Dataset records
------------------------------------

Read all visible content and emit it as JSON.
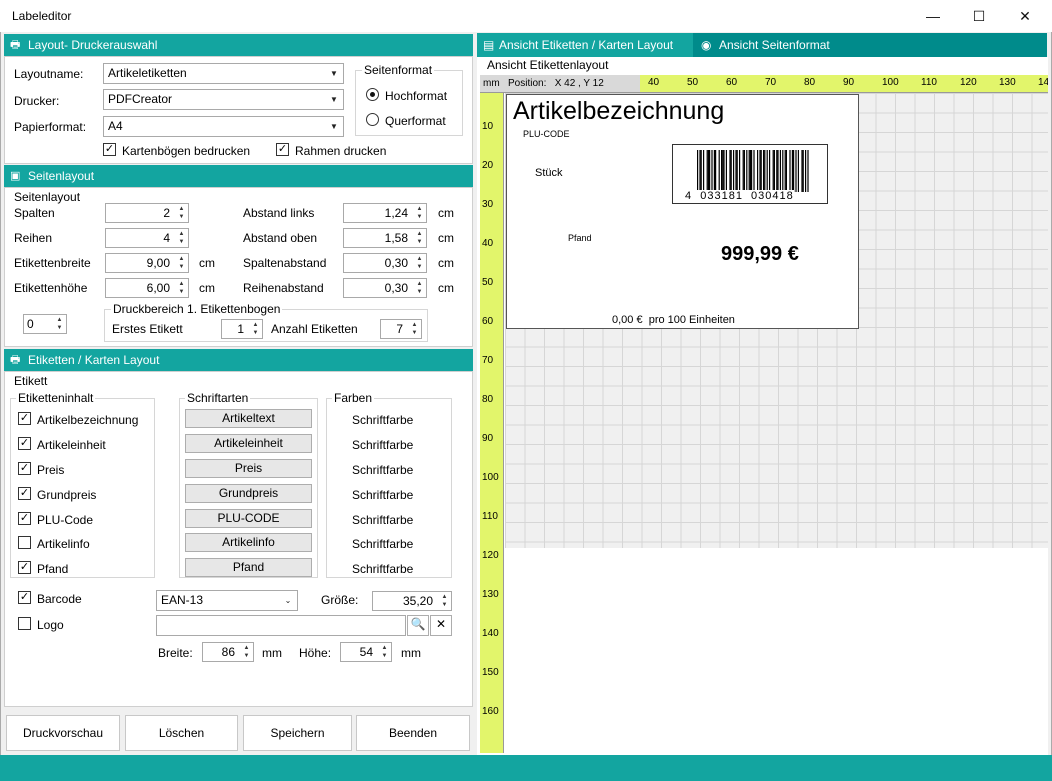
{
  "window": {
    "title": "Labeleditor",
    "minimize": "—",
    "maximize": "☐",
    "close": "✕"
  },
  "layout_section": {
    "title": "Layout- Druckerauswahl",
    "layoutname_label": "Layoutname:",
    "layoutname_value": "Artikeletiketten",
    "drucker_label": "Drucker:",
    "drucker_value": "PDFCreator",
    "papier_label": "Papierformat:",
    "papier_value": "A4",
    "kartenboegen_label": "Kartenbögen bedrucken",
    "rahmen_label": "Rahmen drucken",
    "seitenformat_title": "Seitenformat",
    "hoch_label": "Hochformat",
    "quer_label": "Querformat"
  },
  "seitenlayout": {
    "title": "Seitenlayout",
    "group_title": "Seitenlayout",
    "spalten_label": "Spalten",
    "spalten_value": "2",
    "reihen_label": "Reihen",
    "reihen_value": "4",
    "breite_label": "Etikettenbreite",
    "breite_value": "9,00",
    "hoehe_label": "Etikettenhöhe",
    "hoehe_value": "6,00",
    "unit_cm": "cm",
    "abstand_links_label": "Abstand links",
    "abstand_links_value": "1,24",
    "abstand_oben_label": "Abstand oben",
    "abstand_oben_value": "1,58",
    "spaltenabstand_label": "Spaltenabstand",
    "spaltenabstand_value": "0,30",
    "reihenabstand_label": "Reihenabstand",
    "reihenabstand_value": "0,30",
    "offset_value": "0",
    "druckbereich_title": "Druckbereich 1. Etikettenbogen",
    "erstes_label": "Erstes Etikett",
    "erstes_value": "1",
    "anzahl_label": "Anzahl Etiketten",
    "anzahl_value": "7"
  },
  "etiketten": {
    "title": "Etiketten / Karten Layout",
    "etikett_label": "Etikett",
    "inhalt_title": "Etiketteninhalt",
    "schriftarten_title": "Schriftarten",
    "farben_title": "Farben",
    "items": [
      {
        "label": "Artikelbezeichnung",
        "checked": "✓",
        "font_btn": "Artikeltext",
        "color": "Schriftfarbe"
      },
      {
        "label": "Artikeleinheit",
        "checked": "✓",
        "font_btn": "Artikeleinheit",
        "color": "Schriftfarbe"
      },
      {
        "label": "Preis",
        "checked": "✓",
        "font_btn": "Preis",
        "color": "Schriftfarbe"
      },
      {
        "label": "Grundpreis",
        "checked": "✓",
        "font_btn": "Grundpreis",
        "color": "Schriftfarbe"
      },
      {
        "label": "PLU-Code",
        "checked": "✓",
        "font_btn": "PLU-CODE",
        "color": "Schriftfarbe"
      },
      {
        "label": "Artikelinfo",
        "checked": "",
        "font_btn": "Artikelinfo",
        "color": "Schriftfarbe"
      },
      {
        "label": "Pfand",
        "checked": "✓",
        "font_btn": "Pfand",
        "color": "Schriftfarbe"
      }
    ],
    "barcode_label": "Barcode",
    "barcode_checked": "✓",
    "barcode_type": "EAN-13",
    "groesse_label": "Größe:",
    "groesse_value": "35,20",
    "logo_label": "Logo",
    "logo_checked": "",
    "logo_path": "",
    "breite_label": "Breite:",
    "breite_value": "86",
    "hoehe_label": "Höhe:",
    "hoehe_value": "54",
    "unit_mm": "mm"
  },
  "buttons": {
    "druckvorschau": "Druckvorschau",
    "loeschen": "Löschen",
    "speichern": "Speichern",
    "beenden": "Beenden"
  },
  "preview": {
    "tab1": "Ansicht Etiketten / Karten Layout",
    "tab2": "Ansicht Seitenformat",
    "group_title": "Ansicht Etikettenlayout",
    "unit": "mm",
    "position": "Position:   X 42 , Y 12",
    "h_ticks": [
      "40",
      "50",
      "60",
      "70",
      "80",
      "90",
      "100",
      "110",
      "120",
      "130",
      "14"
    ],
    "v_ticks": [
      "10",
      "20",
      "30",
      "40",
      "50",
      "60",
      "70",
      "80",
      "90",
      "100",
      "110",
      "120",
      "130",
      "140",
      "150",
      "160"
    ],
    "label": {
      "title": "Artikelbezeichnung",
      "plu": "PLU-CODE",
      "einheit": "Stück",
      "pfand": "Pfand",
      "preis": "999,99 €",
      "grundpreis": "0,00 €  pro 100 Einheiten",
      "barcode_number": "4  033181  030418"
    }
  },
  "colors": {
    "teal": "#13a5a0",
    "dark_teal": "#008b8b",
    "ruler": "#e2f56b"
  }
}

------------------------------------

AIM
Go through the data above and transcribe it in full, omitting any image.

RESPONSE TO THIS EXERCISE
Read all visible content and emit it as JSON.
{
  "window": {
    "title": "Labeleditor",
    "minimize": "—",
    "maximize": "☐",
    "close": "✕"
  },
  "layout_section": {
    "title": "Layout- Druckerauswahl",
    "layoutname_label": "Layoutname:",
    "layoutname_value": "Artikeletiketten",
    "drucker_label": "Drucker:",
    "drucker_value": "PDFCreator",
    "papier_label": "Papierformat:",
    "papier_value": "A4",
    "kartenboegen_label": "Kartenbögen bedrucken",
    "rahmen_label": "Rahmen drucken",
    "seitenformat_title": "Seitenformat",
    "hoch_label": "Hochformat",
    "quer_label": "Querformat"
  },
  "seitenlayout": {
    "title": "Seitenlayout",
    "group_title": "Seitenlayout",
    "spalten_label": "Spalten",
    "spalten_value": "2",
    "reihen_label": "Reihen",
    "reihen_value": "4",
    "breite_label": "Etikettenbreite",
    "breite_value": "9,00",
    "hoehe_label": "Etikettenhöhe",
    "hoehe_value": "6,00",
    "unit_cm": "cm",
    "abstand_links_label": "Abstand links",
    "abstand_links_value": "1,24",
    "abstand_oben_label": "Abstand oben",
    "abstand_oben_value": "1,58",
    "spaltenabstand_label": "Spaltenabstand",
    "spaltenabstand_value": "0,30",
    "reihenabstand_label": "Reihenabstand",
    "reihenabstand_value": "0,30",
    "offset_value": "0",
    "druckbereich_title": "Druckbereich 1. Etikettenbogen",
    "erstes_label": "Erstes Etikett",
    "erstes_value": "1",
    "anzahl_label": "Anzahl Etiketten",
    "anzahl_value": "7"
  },
  "etiketten": {
    "title": "Etiketten / Karten Layout",
    "etikett_label": "Etikett",
    "inhalt_title": "Etiketteninhalt",
    "schriftarten_title": "Schriftarten",
    "farben_title": "Farben",
    "items": [
      {
        "label": "Artikelbezeichnung",
        "checked": "✓",
        "font_btn": "Artikeltext",
        "color": "Schriftfarbe"
      },
      {
        "label": "Artikeleinheit",
        "checked": "✓",
        "font_btn": "Artikeleinheit",
        "color": "Schriftfarbe"
      },
      {
        "label": "Preis",
        "checked": "✓",
        "font_btn": "Preis",
        "color": "Schriftfarbe"
      },
      {
        "label": "Grundpreis",
        "checked": "✓",
        "font_btn": "Grundpreis",
        "color": "Schriftfarbe"
      },
      {
        "label": "PLU-Code",
        "checked": "✓",
        "font_btn": "PLU-CODE",
        "color": "Schriftfarbe"
      },
      {
        "label": "Artikelinfo",
        "checked": "",
        "font_btn": "Artikelinfo",
        "color": "Schriftfarbe"
      },
      {
        "label": "Pfand",
        "checked": "✓",
        "font_btn": "Pfand",
        "color": "Schriftfarbe"
      }
    ],
    "barcode_label": "Barcode",
    "barcode_checked": "✓",
    "barcode_type": "EAN-13",
    "groesse_label": "Größe:",
    "groesse_value": "35,20",
    "logo_label": "Logo",
    "logo_checked": "",
    "logo_path": "",
    "breite_label": "Breite:",
    "breite_value": "86",
    "hoehe_label": "Höhe:",
    "hoehe_value": "54",
    "unit_mm": "mm"
  },
  "buttons": {
    "druckvorschau": "Druckvorschau",
    "loeschen": "Löschen",
    "speichern": "Speichern",
    "beenden": "Beenden"
  },
  "preview": {
    "tab1": "Ansicht Etiketten / Karten Layout",
    "tab2": "Ansicht Seitenformat",
    "group_title": "Ansicht Etikettenlayout",
    "unit": "mm",
    "position": "Position:   X 42 , Y 12",
    "h_ticks": [
      "40",
      "50",
      "60",
      "70",
      "80",
      "90",
      "100",
      "110",
      "120",
      "130",
      "14"
    ],
    "v_ticks": [
      "10",
      "20",
      "30",
      "40",
      "50",
      "60",
      "70",
      "80",
      "90",
      "100",
      "110",
      "120",
      "130",
      "140",
      "150",
      "160"
    ],
    "label": {
      "title": "Artikelbezeichnung",
      "plu": "PLU-CODE",
      "einheit": "Stück",
      "pfand": "Pfand",
      "preis": "999,99 €",
      "grundpreis": "0,00 €  pro 100 Einheiten",
      "barcode_number": "4  033181  030418"
    }
  },
  "colors": {
    "teal": "#13a5a0",
    "dark_teal": "#008b8b",
    "ruler": "#e2f56b"
  }
}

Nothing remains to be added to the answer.